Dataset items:
+ + + + + + +

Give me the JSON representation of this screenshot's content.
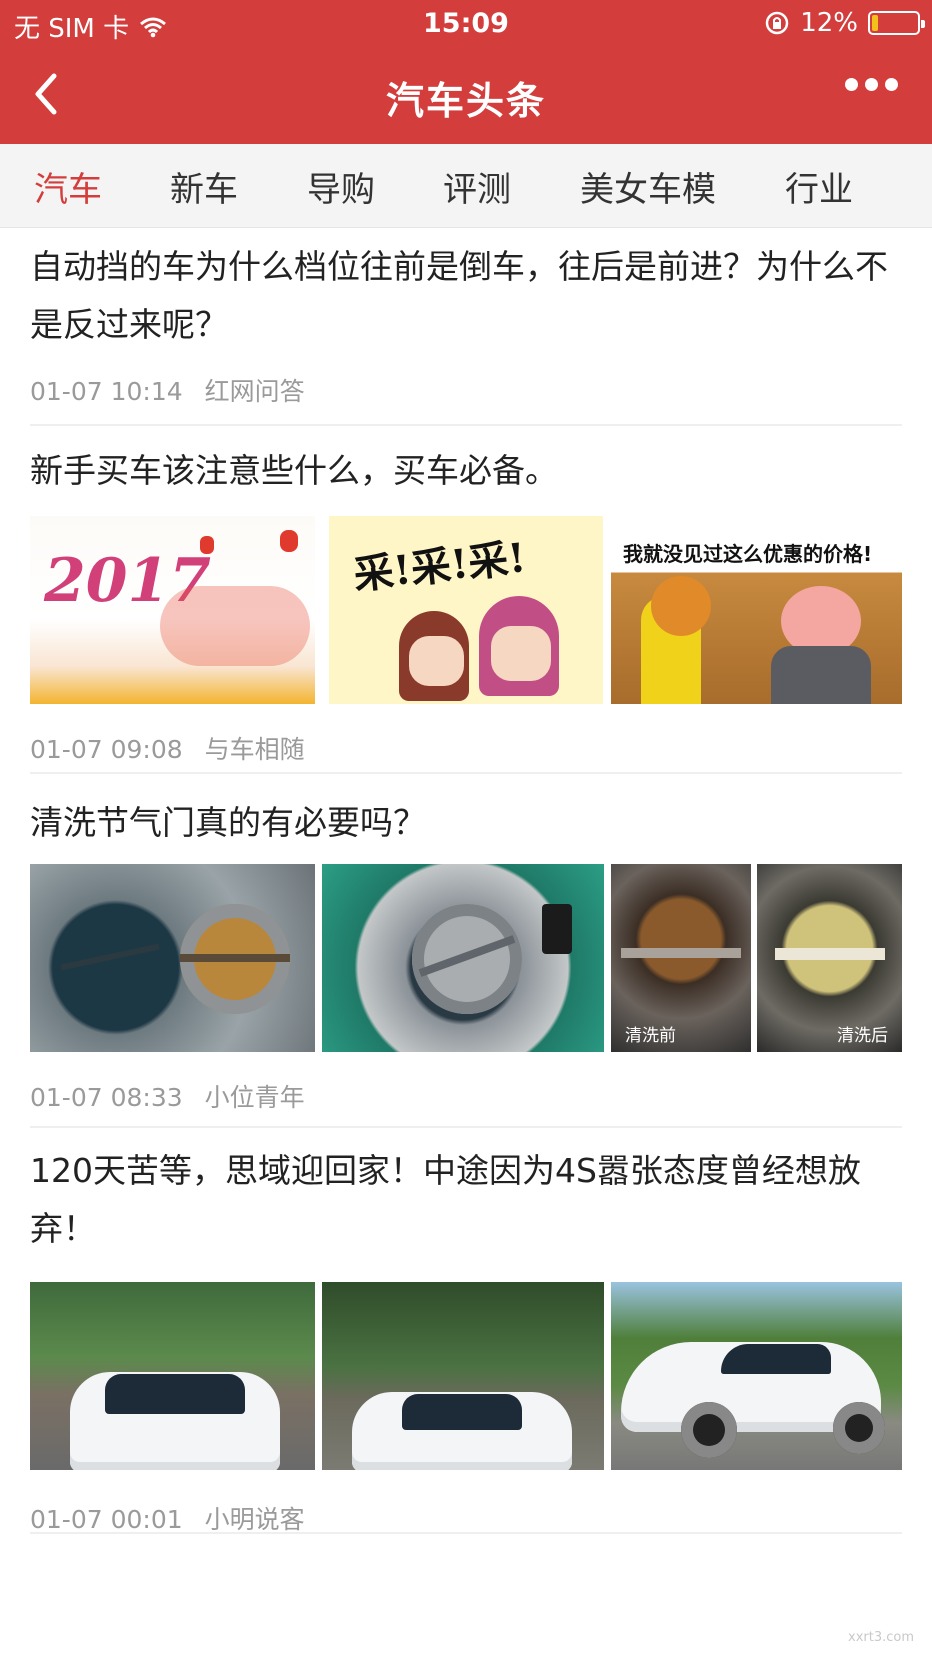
{
  "status": {
    "carrier": "无 SIM 卡",
    "time": "15:09",
    "battery": "12%",
    "battery_level": 0.12
  },
  "nav": {
    "title": "汽车头条"
  },
  "tabs": [
    {
      "label": "汽车",
      "active": true
    },
    {
      "label": "新车"
    },
    {
      "label": "导购"
    },
    {
      "label": "评测"
    },
    {
      "label": "美女车模"
    },
    {
      "label": "行业"
    }
  ],
  "articles": [
    {
      "title": "自动挡的车为什么档位往前是倒车，往后是前进？为什么不是反过来呢？",
      "time": "01-07 10:14",
      "source": "红网问答"
    },
    {
      "title": "新手买车该注意些什么，买车必备。",
      "time": "01-07 09:08",
      "source": "与车相随",
      "images": [
        "2017",
        "采!采!采!",
        "我就没见过这么优惠的价格!"
      ]
    },
    {
      "title": "清洗节气门真的有必要吗？",
      "time": "01-07 08:33",
      "source": "小位青年",
      "images": [
        "",
        "",
        "清洗前",
        "清洗后"
      ]
    },
    {
      "title": "120天苦等，思域迎回家！中途因为4S嚣张态度曾经想放弃！",
      "time": "01-07 00:01",
      "source": "小明说客"
    }
  ],
  "watermark": "xxrt3.com",
  "colors": {
    "brand": "#d33d3c",
    "tab_bg": "#f4f4f4",
    "meta": "#9a9a9a"
  }
}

+ + + + + + +

### Short exercise
Show the lines where the word "source" appears in the entries.

### Exercise solution
      "source": "红网问答"
      "source": "与车相随",
      "source": "小位青年",
      "source": "小明说客"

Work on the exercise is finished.